### What the exercise asks
Every line that holds the string "this" is to be identified and copied.

** start of Raw data **

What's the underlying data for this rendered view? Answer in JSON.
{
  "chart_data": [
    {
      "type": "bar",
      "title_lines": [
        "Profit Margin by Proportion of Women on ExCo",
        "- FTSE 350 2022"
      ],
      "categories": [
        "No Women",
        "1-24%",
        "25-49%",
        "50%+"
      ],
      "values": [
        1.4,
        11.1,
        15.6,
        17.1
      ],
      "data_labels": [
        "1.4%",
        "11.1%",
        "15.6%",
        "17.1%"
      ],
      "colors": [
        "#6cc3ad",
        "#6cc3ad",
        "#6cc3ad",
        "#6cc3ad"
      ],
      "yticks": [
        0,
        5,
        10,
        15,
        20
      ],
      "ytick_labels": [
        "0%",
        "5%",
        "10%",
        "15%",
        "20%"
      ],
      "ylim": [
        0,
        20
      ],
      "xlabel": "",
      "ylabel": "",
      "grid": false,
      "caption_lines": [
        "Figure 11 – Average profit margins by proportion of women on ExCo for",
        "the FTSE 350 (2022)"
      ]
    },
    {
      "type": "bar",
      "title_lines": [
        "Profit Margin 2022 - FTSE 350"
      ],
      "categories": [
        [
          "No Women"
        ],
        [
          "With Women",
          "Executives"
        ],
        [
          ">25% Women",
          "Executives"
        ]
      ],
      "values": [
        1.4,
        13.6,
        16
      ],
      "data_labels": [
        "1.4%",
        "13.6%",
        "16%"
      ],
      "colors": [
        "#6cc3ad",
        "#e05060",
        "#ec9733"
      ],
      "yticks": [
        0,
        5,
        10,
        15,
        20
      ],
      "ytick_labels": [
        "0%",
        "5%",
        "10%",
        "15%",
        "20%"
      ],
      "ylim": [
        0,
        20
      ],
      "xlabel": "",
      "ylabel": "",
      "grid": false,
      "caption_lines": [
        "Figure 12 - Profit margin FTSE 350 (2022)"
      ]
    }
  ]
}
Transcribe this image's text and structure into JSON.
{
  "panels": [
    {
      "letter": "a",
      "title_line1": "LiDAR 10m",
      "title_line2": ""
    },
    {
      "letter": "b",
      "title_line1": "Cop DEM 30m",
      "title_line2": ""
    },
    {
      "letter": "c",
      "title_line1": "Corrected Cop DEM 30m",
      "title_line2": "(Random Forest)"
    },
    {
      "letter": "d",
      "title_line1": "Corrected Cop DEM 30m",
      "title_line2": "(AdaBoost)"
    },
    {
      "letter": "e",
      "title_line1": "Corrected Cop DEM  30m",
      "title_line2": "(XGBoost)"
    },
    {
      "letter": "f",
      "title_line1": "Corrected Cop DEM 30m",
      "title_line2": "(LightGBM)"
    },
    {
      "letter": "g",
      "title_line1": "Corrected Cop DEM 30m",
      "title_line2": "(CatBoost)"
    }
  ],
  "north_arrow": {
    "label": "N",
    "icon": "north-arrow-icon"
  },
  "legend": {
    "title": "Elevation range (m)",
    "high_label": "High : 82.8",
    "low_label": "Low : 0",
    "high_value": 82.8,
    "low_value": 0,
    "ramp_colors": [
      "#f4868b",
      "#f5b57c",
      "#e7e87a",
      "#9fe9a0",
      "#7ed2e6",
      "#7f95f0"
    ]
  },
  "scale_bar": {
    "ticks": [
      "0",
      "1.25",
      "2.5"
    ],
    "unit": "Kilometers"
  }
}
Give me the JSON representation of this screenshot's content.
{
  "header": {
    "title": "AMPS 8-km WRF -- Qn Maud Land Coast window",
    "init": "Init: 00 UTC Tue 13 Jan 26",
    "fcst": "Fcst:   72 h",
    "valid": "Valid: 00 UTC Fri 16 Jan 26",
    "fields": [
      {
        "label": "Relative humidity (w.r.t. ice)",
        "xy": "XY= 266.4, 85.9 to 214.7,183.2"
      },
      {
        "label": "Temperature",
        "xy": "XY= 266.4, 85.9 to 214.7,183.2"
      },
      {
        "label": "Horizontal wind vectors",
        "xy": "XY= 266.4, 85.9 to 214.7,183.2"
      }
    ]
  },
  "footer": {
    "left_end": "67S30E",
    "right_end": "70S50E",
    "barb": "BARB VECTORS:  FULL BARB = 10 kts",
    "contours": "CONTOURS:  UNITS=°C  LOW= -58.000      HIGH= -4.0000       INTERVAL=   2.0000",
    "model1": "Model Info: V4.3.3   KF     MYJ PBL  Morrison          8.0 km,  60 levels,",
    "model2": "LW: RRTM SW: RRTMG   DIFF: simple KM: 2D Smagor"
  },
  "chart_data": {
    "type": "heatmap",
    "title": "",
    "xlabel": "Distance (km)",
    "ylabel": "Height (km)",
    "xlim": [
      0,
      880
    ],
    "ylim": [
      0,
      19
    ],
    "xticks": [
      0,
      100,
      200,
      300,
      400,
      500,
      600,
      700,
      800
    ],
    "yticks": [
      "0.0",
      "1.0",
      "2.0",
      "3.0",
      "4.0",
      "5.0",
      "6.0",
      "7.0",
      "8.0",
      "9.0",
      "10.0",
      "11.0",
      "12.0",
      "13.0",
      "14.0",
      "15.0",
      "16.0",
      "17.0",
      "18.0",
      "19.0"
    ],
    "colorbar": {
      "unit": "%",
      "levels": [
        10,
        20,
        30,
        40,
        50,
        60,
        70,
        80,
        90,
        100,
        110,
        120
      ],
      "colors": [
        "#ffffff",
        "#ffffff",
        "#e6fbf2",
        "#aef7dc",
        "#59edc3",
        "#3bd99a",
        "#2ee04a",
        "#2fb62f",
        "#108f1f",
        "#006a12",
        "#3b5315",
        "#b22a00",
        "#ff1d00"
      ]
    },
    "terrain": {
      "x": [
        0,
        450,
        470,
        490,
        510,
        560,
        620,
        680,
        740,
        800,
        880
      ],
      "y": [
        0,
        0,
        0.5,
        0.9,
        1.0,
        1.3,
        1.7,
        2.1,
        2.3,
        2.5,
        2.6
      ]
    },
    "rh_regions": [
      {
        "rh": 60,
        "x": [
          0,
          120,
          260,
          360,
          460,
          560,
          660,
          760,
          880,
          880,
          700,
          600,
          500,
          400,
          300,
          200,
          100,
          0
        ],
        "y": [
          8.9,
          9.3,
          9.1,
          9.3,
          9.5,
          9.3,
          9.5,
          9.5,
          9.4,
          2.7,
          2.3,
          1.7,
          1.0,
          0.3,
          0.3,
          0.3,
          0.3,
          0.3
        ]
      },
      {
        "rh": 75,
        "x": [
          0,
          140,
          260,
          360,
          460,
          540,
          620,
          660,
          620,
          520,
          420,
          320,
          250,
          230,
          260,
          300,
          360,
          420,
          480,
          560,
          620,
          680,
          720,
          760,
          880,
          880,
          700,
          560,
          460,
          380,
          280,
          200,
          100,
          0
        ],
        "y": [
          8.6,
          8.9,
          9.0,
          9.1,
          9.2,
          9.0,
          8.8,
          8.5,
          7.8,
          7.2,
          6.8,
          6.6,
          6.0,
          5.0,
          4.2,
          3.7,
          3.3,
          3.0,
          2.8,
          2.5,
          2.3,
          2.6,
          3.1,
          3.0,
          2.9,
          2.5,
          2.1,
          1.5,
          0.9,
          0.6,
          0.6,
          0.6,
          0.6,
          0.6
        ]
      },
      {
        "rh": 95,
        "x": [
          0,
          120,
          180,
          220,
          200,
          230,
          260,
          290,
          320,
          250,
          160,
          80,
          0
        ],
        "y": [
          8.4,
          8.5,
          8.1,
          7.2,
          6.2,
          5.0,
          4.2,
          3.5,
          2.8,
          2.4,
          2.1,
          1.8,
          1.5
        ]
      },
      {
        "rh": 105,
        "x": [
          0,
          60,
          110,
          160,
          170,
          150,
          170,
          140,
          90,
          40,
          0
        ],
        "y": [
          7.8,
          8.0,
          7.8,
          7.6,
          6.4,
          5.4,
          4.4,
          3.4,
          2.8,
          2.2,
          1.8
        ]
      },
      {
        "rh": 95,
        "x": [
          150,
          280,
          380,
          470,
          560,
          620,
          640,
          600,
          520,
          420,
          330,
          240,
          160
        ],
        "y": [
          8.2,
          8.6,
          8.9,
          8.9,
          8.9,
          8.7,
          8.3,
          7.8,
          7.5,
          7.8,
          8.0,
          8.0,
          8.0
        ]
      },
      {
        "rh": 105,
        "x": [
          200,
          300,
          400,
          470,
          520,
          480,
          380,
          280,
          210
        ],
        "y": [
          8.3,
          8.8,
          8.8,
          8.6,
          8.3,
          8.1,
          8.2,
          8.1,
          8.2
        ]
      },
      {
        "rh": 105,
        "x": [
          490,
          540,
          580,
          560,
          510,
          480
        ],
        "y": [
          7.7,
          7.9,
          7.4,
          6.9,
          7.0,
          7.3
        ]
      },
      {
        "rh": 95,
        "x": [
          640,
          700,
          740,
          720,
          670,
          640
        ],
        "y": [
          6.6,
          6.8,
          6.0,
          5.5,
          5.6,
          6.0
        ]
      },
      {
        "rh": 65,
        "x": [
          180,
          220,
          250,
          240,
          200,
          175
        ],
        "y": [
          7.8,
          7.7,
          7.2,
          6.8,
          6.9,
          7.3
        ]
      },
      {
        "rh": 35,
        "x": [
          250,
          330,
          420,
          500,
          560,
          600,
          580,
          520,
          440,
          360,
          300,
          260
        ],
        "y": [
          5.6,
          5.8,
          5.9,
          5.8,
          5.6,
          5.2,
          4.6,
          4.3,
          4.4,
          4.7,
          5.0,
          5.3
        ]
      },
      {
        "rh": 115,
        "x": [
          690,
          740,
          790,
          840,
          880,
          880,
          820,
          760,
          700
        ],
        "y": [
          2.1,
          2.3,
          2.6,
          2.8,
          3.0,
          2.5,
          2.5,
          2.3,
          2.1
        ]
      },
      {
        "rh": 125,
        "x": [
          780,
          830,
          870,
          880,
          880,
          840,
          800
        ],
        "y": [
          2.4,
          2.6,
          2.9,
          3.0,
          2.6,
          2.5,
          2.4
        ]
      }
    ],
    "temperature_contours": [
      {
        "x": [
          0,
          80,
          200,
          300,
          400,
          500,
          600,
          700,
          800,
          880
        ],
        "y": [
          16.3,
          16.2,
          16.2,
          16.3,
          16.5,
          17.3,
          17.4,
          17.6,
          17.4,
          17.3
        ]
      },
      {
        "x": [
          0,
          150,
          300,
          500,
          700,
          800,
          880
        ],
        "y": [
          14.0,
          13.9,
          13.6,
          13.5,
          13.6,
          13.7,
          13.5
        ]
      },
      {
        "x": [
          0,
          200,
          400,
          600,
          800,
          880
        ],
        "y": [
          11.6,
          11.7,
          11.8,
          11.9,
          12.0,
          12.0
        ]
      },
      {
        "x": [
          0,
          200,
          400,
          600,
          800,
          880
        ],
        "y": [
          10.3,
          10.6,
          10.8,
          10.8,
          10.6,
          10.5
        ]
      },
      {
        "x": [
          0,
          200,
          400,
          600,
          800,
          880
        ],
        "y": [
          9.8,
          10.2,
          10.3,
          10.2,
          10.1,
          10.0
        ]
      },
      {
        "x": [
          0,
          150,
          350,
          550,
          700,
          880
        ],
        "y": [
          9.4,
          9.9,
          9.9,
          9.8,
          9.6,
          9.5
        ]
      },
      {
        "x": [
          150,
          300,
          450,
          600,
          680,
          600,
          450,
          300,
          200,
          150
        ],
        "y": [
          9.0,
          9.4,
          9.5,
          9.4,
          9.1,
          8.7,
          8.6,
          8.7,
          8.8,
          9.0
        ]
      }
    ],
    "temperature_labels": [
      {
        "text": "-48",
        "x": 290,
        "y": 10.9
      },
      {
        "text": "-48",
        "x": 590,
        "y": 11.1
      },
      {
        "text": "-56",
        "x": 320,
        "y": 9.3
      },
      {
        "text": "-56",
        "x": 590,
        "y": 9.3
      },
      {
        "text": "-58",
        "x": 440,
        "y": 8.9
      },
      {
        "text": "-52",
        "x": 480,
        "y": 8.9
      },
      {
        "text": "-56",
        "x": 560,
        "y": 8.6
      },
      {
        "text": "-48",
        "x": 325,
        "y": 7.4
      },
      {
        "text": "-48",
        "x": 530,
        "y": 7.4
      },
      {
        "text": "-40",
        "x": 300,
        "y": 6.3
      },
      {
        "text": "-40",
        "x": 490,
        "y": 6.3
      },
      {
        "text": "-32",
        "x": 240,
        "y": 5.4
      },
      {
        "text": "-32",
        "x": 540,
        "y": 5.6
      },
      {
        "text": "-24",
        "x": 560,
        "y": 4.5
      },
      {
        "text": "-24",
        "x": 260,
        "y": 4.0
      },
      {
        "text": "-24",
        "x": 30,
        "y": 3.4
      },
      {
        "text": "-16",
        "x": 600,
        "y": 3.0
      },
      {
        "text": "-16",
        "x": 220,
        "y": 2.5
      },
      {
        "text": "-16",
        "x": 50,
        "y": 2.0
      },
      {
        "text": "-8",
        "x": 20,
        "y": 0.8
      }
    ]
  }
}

** end of Raw data **

### Exercise response
What's the underlying data for this rendered view? Answer in JSON.
Transcribe this image's text and structure into JSON.
Give me the JSON representation of this screenshot's content.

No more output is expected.